Your objective: Would you quote the material below in full and unchanged?

───── Source records

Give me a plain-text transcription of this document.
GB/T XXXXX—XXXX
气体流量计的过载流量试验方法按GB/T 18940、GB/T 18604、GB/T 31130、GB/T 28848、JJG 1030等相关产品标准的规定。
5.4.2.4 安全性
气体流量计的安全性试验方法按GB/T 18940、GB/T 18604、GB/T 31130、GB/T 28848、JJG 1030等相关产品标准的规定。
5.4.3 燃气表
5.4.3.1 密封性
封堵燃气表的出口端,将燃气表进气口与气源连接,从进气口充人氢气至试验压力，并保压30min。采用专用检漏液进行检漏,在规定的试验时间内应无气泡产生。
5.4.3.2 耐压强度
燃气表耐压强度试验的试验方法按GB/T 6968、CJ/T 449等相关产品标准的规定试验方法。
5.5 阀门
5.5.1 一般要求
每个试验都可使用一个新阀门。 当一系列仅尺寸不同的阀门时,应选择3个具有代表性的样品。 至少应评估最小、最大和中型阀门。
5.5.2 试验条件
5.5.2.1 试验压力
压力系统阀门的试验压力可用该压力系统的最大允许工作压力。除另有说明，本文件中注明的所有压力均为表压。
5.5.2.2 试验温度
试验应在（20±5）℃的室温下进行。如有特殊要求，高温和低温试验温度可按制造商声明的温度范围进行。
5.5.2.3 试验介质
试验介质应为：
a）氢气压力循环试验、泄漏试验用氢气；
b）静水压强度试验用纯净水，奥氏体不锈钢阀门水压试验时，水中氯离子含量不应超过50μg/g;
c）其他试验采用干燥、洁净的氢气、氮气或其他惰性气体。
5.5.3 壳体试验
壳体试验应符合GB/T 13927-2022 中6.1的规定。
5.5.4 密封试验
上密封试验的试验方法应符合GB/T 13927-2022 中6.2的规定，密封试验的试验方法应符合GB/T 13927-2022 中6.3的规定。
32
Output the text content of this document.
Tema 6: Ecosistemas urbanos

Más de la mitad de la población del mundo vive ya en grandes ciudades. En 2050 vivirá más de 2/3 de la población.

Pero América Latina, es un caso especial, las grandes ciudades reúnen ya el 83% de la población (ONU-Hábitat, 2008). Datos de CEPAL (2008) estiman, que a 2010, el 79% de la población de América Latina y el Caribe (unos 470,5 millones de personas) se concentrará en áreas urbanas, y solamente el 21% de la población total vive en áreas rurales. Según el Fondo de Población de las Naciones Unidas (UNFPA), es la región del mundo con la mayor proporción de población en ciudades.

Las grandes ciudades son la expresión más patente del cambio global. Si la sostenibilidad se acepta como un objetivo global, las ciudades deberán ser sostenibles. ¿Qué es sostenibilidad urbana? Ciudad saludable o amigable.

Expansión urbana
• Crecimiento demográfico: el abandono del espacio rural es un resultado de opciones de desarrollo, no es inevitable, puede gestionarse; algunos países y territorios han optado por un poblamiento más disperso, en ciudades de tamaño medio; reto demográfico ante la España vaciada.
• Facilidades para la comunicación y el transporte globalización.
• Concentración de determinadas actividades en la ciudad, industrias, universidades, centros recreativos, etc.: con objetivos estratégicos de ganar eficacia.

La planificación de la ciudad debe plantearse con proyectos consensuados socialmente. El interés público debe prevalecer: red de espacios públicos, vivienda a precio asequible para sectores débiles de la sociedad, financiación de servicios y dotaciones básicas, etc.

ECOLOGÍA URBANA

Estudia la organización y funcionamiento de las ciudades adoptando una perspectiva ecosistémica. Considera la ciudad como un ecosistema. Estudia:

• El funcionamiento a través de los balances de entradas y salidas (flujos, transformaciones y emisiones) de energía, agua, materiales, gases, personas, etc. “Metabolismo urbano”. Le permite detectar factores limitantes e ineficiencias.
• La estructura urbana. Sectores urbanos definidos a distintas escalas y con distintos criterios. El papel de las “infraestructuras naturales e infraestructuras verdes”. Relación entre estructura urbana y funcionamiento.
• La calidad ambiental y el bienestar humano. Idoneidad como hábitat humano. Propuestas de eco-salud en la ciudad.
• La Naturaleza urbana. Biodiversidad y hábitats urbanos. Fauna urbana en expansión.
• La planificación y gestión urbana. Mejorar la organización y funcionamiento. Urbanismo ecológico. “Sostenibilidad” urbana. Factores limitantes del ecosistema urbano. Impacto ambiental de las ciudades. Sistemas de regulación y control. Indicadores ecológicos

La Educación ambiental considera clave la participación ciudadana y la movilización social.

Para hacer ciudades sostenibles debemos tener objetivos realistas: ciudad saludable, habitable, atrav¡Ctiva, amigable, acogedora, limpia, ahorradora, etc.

──────────

Written solution:
Give me a plain-text transcription of this document.
GB/T XXXXX—XXXX
气体流量计的过载流量试验方法按GB/T 18940、GB/T 18604、GB/T 31130、GB/T 28848、JJG 1030等相关产品标准的规定。
5.4.2.4 安全性
气体流量计的安全性试验方法按GB/T 18940、GB/T 18604、GB/T 31130、GB/T 28848、JJG 1030等相关产品标准的规定。
5.4.3 燃气表
5.4.3.1 密封性
封堵燃气表的出口端,将燃气表进气口与气源连接,从进气口充人氢气至试验压力，并保压30min。采用专用检漏液进行检漏,在规定的试验时间内应无气泡产生。
5.4.3.2 耐压强度
燃气表耐压强度试验的试验方法按GB/T 6968、CJ/T 449等相关产品标准的规定试验方法。
5.5 阀门
5.5.1 一般要求
每个试验都可使用一个新阀门。 当一系列仅尺寸不同的阀门时,应选择3个具有代表性的样品。 至少应评估最小、最大和中型阀门。
5.5.2 试验条件
5.5.2.1 试验压力
压力系统阀门的试验压力可用该压力系统的最大允许工作压力。除另有说明，本文件中注明的所有压力均为表压。
5.5.2.2 试验温度
试验应在（20±5）℃的室温下进行。如有特殊要求，高温和低温试验温度可按制造商声明的温度范围进行。
5.5.2.3 试验介质
试验介质应为：
a）氢气压力循环试验、泄漏试验用氢气；
b）静水压强度试验用纯净水，奥氏体不锈钢阀门水压试验时，水中氯离子含量不应超过50μg/g;
c）其他试验采用干燥、洁净的氢气、氮气或其他惰性气体。
5.5.3 壳体试验
壳体试验应符合GB/T 13927-2022 中6.1的规定。
5.5.4 密封试验
上密封试验的试验方法应符合GB/T 13927-2022 中6.2的规定，密封试验的试验方法应符合GB/T 13927-2022 中6.3的规定。
32
Output the text content of this document.
Tema 6: Ecosistemas urbanos

Más de la mitad de la población del mundo vive ya en grandes ciudades. En 2050 vivirá más de 2/3 de la población.

Pero América Latina, es un caso especial, las grandes ciudades reúnen ya el 83% de la población (ONU-Hábitat, 2008). Datos de CEPAL (2008) estiman, que a 2010, el 79% de la población de América Latina y el Caribe (unos 470,5 millones de personas) se concentrará en áreas urbanas, y solamente el 21% de la población total vive en áreas rurales. Según el Fondo de Población de las Naciones Unidas (UNFPA), es la región del mundo con la mayor proporción de población en ciudades.

Las grandes ciudades son la expresión más patente del cambio global. Si la sostenibilidad se acepta como un objetivo global, las ciudades deberán ser sostenibles. ¿Qué es sostenibilidad urbana? Ciudad saludable o amigable.

Expansión urbana
• Crecimiento demográfico: el abandono del espacio rural es un resultado de opciones de desarrollo, no es inevitable, puede gestionarse; algunos países y territorios han optado por un poblamiento más disperso, en ciudades de tamaño medio; reto demográfico ante la España vaciada.
• Facilidades para la comunicación y el transporte globalización.
• Concentración de determinadas actividades en la ciudad, industrias, universidades, centros recreativos, etc.: con objetivos estratégicos de ganar eficacia.

La planificación de la ciudad debe plantearse con proyectos consensuados socialmente. El interés público debe prevalecer: red de espacios públicos, vivienda a precio asequible para sectores débiles de la sociedad, financiación de servicios y dotaciones básicas, etc.

ECOLOGÍA URBANA

Estudia la organización y funcionamiento de las ciudades adoptando una perspectiva ecosistémica. Considera la ciudad como un ecosistema. Estudia:

• El funcionamiento a través de los balances de entradas y salidas (flujos, transformaciones y emisiones) de energía, agua, materiales, gases, personas, etc. “Metabolismo urbano”. Le permite detectar factores limitantes e ineficiencias.
• La estructura urbana. Sectores urbanos definidos a distintas escalas y con distintos criterios. El papel de las “infraestructuras naturales e infraestructuras verdes”. Relación entre estructura urbana y funcionamiento.
• La calidad ambiental y el bienestar humano. Idoneidad como hábitat humano. Propuestas de eco-salud en la ciudad.
• La Naturaleza urbana. Biodiversidad y hábitats urbanos. Fauna urbana en expansión.
• La planificación y gestión urbana. Mejorar la organización y funcionamiento. Urbanismo ecológico. “Sostenibilidad” urbana. Factores limitantes del ecosistema urbano. Impacto ambiental de las ciudades. Sistemas de regulación y control. Indicadores ecológicos

La Educación ambiental considera clave la participación ciudadana y la movilización social.

Para hacer ciudades sostenibles debemos tener objetivos realistas: ciudad saludable, habitable, atrav¡Ctiva, amigable, acogedora, limpia, ahorradora, etc.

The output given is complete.